:: Aim ::
Count the lines that include the string "title", and give only that number.
-- start of Source records --
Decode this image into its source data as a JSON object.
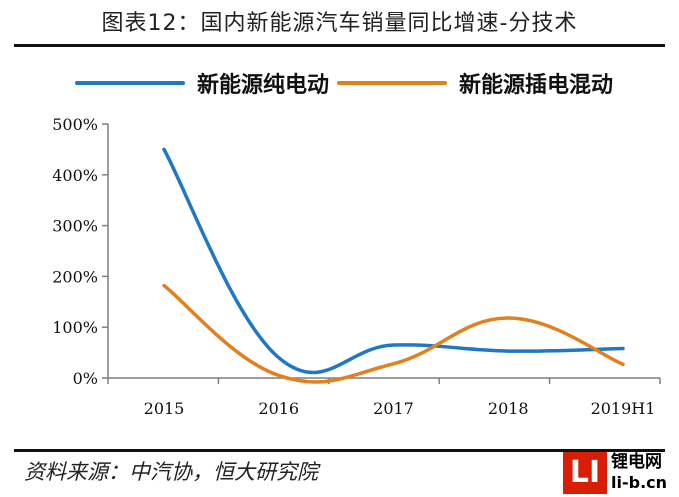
{
  "header": {
    "title": "图表12：国内新能源汽车销量同比增速-分技术"
  },
  "footer": {
    "source": "资料来源：中汽协，恒大研究院"
  },
  "logo": {
    "mark": "LI",
    "name": "锂电网",
    "site": "li-b.cn"
  },
  "colors": {
    "bev": "#1f78c1",
    "phev": "#e0801e",
    "axis": "#7f7f7f"
  },
  "chart_data": {
    "type": "line",
    "title": "国内新能源汽车销量同比增速-分技术",
    "categories": [
      "2015",
      "2016",
      "2017",
      "2018",
      "2019H1"
    ],
    "series": [
      {
        "name": "新能源纯电动",
        "values": [
          450,
          40,
          65,
          53,
          58
        ]
      },
      {
        "name": "新能源插电混动",
        "values": [
          182,
          5,
          28,
          118,
          27
        ]
      }
    ],
    "yticks": [
      "0%",
      "100%",
      "200%",
      "300%",
      "400%",
      "500%"
    ],
    "ylim": [
      0,
      500
    ],
    "unit": "%",
    "grid": false,
    "legend": "top",
    "smooth": true
  }
}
-- end of Source records --
:: Solution to the problem ::
2